- **WHAT THE EXERCISE ASKS**: Repeat the material in full. Keep every line exactly as it is.

[begin THE RECORDS]

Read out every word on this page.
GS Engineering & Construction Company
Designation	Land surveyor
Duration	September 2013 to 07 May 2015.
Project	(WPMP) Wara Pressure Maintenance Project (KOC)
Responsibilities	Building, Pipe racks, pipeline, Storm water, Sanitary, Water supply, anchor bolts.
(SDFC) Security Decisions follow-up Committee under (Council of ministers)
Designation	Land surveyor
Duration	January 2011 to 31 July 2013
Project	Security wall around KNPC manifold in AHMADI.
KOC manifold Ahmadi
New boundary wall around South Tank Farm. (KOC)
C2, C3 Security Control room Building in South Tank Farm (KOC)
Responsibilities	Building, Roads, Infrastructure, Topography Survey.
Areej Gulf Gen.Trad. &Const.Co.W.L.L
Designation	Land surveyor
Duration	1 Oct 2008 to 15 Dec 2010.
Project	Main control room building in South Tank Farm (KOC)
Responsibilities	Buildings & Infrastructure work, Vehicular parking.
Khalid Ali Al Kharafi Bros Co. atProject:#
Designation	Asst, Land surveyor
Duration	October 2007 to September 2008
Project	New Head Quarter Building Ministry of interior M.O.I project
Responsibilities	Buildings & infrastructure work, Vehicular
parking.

[end THE RECORDS]

- **SOLUTION**:
Read out every word on this page.
GS Engineering & Construction Company
Designation	Land surveyor
Duration	September 2013 to 07 May 2015.
Project	(WPMP) Wara Pressure Maintenance Project (KOC)
Responsibilities	Building, Pipe racks, pipeline, Storm water, Sanitary, Water supply, anchor bolts.
(SDFC) Security Decisions follow-up Committee under (Council of ministers)
Designation	Land surveyor
Duration	January 2011 to 31 July 2013
Project	Security wall around KNPC manifold in AHMADI.
KOC manifold Ahmadi
New boundary wall around South Tank Farm. (KOC)
C2, C3 Security Control room Building in South Tank Farm (KOC)
Responsibilities	Building, Roads, Infrastructure, Topography Survey.
Areej Gulf Gen.Trad. &Const.Co.W.L.L
Designation	Land surveyor
Duration	1 Oct 2008 to 15 Dec 2010.
Project	Main control room building in South Tank Farm (KOC)
Responsibilities	Buildings & Infrastructure work, Vehicular parking.
Khalid Ali Al Kharafi Bros Co. atProject:#
Designation	Asst, Land surveyor
Duration	October 2007 to September 2008
Project	New Head Quarter Building Ministry of interior M.O.I project
Responsibilities	Buildings & infrastructure work, Vehicular
parking.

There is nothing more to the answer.